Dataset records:
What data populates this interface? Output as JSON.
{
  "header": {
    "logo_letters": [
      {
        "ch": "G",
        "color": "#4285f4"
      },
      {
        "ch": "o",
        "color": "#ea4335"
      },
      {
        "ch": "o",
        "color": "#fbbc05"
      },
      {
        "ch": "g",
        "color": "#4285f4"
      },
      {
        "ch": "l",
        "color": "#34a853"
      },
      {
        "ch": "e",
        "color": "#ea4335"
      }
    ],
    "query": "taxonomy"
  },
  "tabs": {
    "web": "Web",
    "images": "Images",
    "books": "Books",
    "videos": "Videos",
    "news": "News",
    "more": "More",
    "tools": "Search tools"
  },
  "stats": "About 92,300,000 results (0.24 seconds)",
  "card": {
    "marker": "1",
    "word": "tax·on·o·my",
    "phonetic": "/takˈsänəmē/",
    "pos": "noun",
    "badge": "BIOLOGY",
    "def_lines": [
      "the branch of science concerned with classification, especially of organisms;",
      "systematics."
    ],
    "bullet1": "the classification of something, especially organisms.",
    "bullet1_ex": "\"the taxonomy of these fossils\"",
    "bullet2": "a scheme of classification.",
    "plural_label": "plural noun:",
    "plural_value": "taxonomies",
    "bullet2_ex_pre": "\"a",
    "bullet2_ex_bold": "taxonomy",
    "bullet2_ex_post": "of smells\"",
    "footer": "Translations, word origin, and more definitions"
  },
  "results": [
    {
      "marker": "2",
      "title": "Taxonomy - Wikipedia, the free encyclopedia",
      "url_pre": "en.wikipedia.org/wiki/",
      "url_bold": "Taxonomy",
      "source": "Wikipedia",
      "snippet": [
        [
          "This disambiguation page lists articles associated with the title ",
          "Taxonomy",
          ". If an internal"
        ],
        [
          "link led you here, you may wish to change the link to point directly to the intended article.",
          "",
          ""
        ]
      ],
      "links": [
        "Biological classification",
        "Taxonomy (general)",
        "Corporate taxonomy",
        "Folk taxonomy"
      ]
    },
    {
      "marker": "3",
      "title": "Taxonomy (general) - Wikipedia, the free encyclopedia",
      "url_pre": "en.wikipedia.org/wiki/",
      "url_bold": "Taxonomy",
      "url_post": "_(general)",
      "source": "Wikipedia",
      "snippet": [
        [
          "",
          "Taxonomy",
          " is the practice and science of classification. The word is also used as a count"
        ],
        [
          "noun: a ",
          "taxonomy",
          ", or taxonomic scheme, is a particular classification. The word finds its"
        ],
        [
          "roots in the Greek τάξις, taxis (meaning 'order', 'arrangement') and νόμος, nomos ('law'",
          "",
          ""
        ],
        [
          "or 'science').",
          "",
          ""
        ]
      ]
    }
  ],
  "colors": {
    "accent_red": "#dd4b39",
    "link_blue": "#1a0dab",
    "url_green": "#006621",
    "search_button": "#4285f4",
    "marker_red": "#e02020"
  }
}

STATED GOAL →
Check every line of the data, and copy the ones that contain "especially".

SOLUTION TO THE EXERCISE →
      "the branch of science concerned with classification, especially of organisms;",
    "bullet1": "the classification of something, especially organisms.",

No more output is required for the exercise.